SOURCE PASSAGE:
----------
To answer the question you added in the comments, here's something I could think about:

The idea

If this is something you are going to do on a regular basis, sifting the data through Org table with some additional functions may automate the process. For example, you could create an org file and paste the CSV data into it, then wrap the CSV with #+begin_example ... #+end_example macro. Then give it some id. (Look at the birthdays_csv for a concrete example).

Then, you could have added a function to process the CSV, an example of such function is csv-to-org. This function takes the CSV data and produces an Org table from it.

There are lots of manipulations possible on Org tables, so that you could apply any of them that you like to the produced table. Then, you have a function which complements the csv-to-org--org-to-csv to generate the CSV from the Org table once again. The advantage of doing something like this over doing this in some statistical language is that you always have the tables in front of you and can more accurately control what happens to the data when it travels back and froth from CSV to Org table.

The code

#+NAME: birthdays
| Name   | Age          | Date of Birth    | Income |
|--------+--------------+------------------+--------|
| Joe    | 30 years old | <1984-02-20 Mon> |  84000 |
| Mark   | 40 years old | <1974-04-15 Mon> | 120000 |
| Sophie | 44 years old | <1970-08-28 Fri> | 150000 |
| Anna   | 26 years old | <1988-02-29 Mon> | 160000 |
#+TBLFM: $2=(now()-$3)/365;%d years old

#+NAME: org-to-csv
#+BEGIN_SRC emacs-lisp :var birthdays=birthdays :results raw output :wrap example
   (cl-loop for row in birthdays do
            (pp (car row))
----------
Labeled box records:
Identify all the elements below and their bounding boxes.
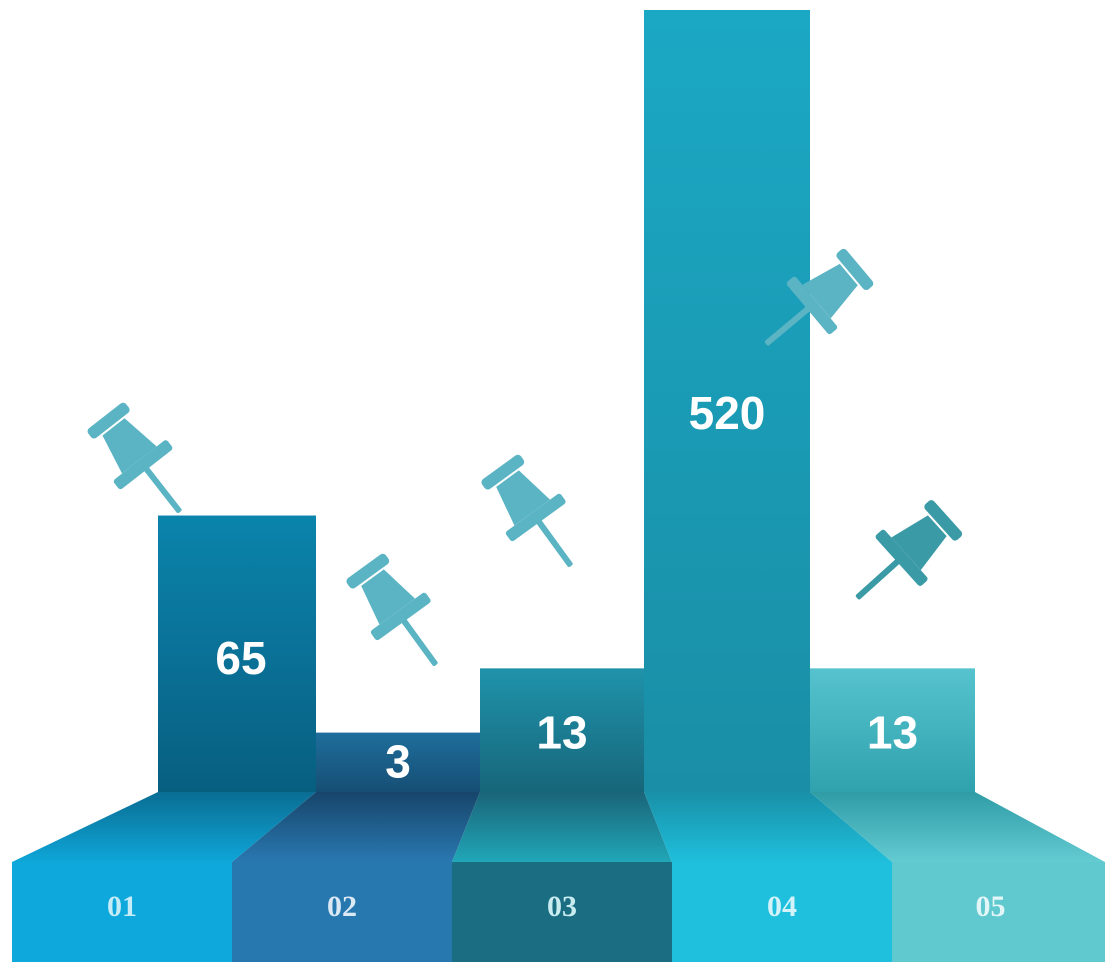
value-label: 13 xyxy=(536,707,587,759)
pushpin-icon xyxy=(481,454,573,567)
base-step-01 xyxy=(12,792,316,862)
category-label: 04 xyxy=(767,890,797,923)
base-block-01 xyxy=(12,862,232,962)
value-label: 65 xyxy=(215,632,266,684)
base-blocks xyxy=(12,862,1105,962)
base-step-04 xyxy=(644,792,892,862)
category-label: 01 xyxy=(107,890,137,923)
base-block-02 xyxy=(232,862,452,962)
value-label: 520 xyxy=(689,387,766,439)
pushpin-icon xyxy=(764,248,874,346)
bar-05 xyxy=(810,668,975,792)
pushpin-icon xyxy=(855,500,963,600)
category-label: 02 xyxy=(327,890,357,923)
pushpin-icon xyxy=(87,402,182,514)
base-steps xyxy=(12,792,1105,862)
pushpins xyxy=(87,248,963,666)
base-block-04 xyxy=(672,862,892,962)
base-step-02 xyxy=(232,792,480,862)
category-label: 03 xyxy=(547,890,577,923)
value-label: 13 xyxy=(867,707,918,759)
bars xyxy=(158,10,975,792)
category-label: 05 xyxy=(976,890,1006,923)
bar-02 xyxy=(316,732,480,792)
bar-04 xyxy=(644,10,810,792)
base-step-03 xyxy=(452,792,672,862)
bar-01 xyxy=(158,515,316,792)
value-label: 3 xyxy=(385,735,411,787)
base-step-05 xyxy=(810,792,1105,862)
labels: 01 02 03 04 05 65 3 13 520 13 xyxy=(107,387,1006,923)
base-block-03 xyxy=(452,862,672,962)
bar-03 xyxy=(480,668,644,792)
base-block-05 xyxy=(892,862,1105,962)
pushpin-icon xyxy=(346,553,438,666)
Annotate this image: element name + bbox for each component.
----------
TASK REQUIREMENTS:
**A.** In the Org-mode CSV answer, condense the paragraph beginning "If this is something you are going to do on a regular basis" into a short bulleted list that keeps its main facts.
**B.** Carry on the Org-mode CSV answer from the point where its code stops.
The material has no connection to the Org-mode CSV answer.

OUTPUTS IN ORDER:
**A.**
- For a regular task, running the data through an Org table with some extra functions may automate the process.
- Create an Org file and paste the CSV data into it.
- Wrap the CSV in #+begin_example ... #+end_example.
- Give it an id; birthdays_csv is a concrete example.

**B.**
            (cl-loop for cell in (cdr row)
                     for i from 0 do
                     (princ ",")
                     (if (= i 2)
                         (princ (format "$%.2f" (/ cell 1000)))
                       (pp cell)))
            (terpri))
#+END_SRC

#+NAME: birhdays_csv
#+RESULTS:
#+BEGIN_example
"Joe","30 years old","<1984-02-20 Mon>",$84.00
"Mark","40 years old","<1974-04-15 Mon>",$120.00
"Sophie","44 years old","<1970-08-28 Fri>",$150.00
"Anna","26 years old","<1988-02-29 Mon>",$160.00
#+END_example

#+NAME: csv-to-org
#+BEGIN_SRC emacs-lisp :var birthdays=birhdays_csv :results raw output
  (with-temp-buffer
    (insert birthdays)
    (org-table-convert-region (point-min) (point-max))
    (princ (buffer-substring-no-properties (point-min) (point-max))))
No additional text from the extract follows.